▶ _Written request_: Repeat the material below exactly, with no pictures.

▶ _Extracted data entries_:
-- start --

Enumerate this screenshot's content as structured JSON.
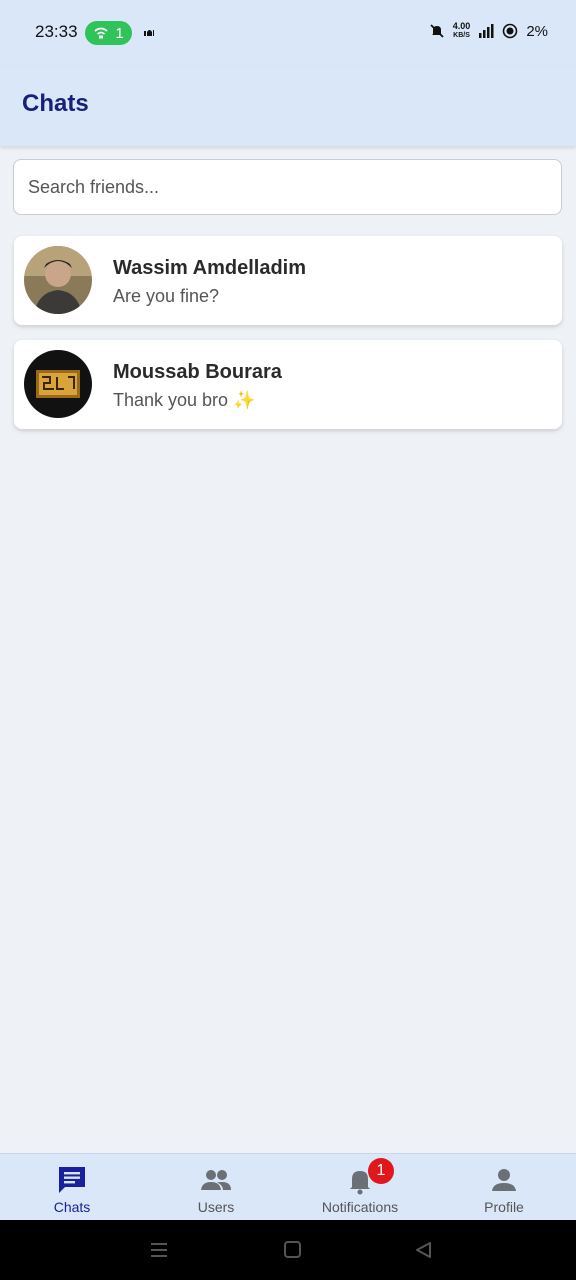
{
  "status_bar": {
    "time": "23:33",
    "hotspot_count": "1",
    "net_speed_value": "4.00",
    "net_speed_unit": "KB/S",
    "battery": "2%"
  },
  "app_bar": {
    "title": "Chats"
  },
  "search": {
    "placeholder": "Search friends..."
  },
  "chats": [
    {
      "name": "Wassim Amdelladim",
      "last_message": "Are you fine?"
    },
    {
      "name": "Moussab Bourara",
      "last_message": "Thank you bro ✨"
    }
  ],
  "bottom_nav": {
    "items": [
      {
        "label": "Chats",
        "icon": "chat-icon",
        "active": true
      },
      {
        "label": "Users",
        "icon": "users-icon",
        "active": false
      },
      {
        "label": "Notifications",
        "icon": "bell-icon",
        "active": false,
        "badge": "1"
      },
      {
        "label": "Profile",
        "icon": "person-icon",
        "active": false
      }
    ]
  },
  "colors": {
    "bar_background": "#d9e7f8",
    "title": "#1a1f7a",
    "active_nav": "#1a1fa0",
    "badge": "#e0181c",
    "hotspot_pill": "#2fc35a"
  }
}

-- end --

▶ _Task response_:
Enumerate this screenshot's content as structured JSON.
{
  "status_bar": {
    "time": "23:33",
    "hotspot_count": "1",
    "net_speed_value": "4.00",
    "net_speed_unit": "KB/S",
    "battery": "2%"
  },
  "app_bar": {
    "title": "Chats"
  },
  "search": {
    "placeholder": "Search friends..."
  },
  "chats": [
    {
      "name": "Wassim Amdelladim",
      "last_message": "Are you fine?"
    },
    {
      "name": "Moussab Bourara",
      "last_message": "Thank you bro ✨"
    }
  ],
  "bottom_nav": {
    "items": [
      {
        "label": "Chats",
        "icon": "chat-icon",
        "active": true
      },
      {
        "label": "Users",
        "icon": "users-icon",
        "active": false
      },
      {
        "label": "Notifications",
        "icon": "bell-icon",
        "active": false,
        "badge": "1"
      },
      {
        "label": "Profile",
        "icon": "person-icon",
        "active": false
      }
    ]
  },
  "colors": {
    "bar_background": "#d9e7f8",
    "title": "#1a1f7a",
    "active_nav": "#1a1fa0",
    "badge": "#e0181c",
    "hotspot_pill": "#2fc35a"
  }
}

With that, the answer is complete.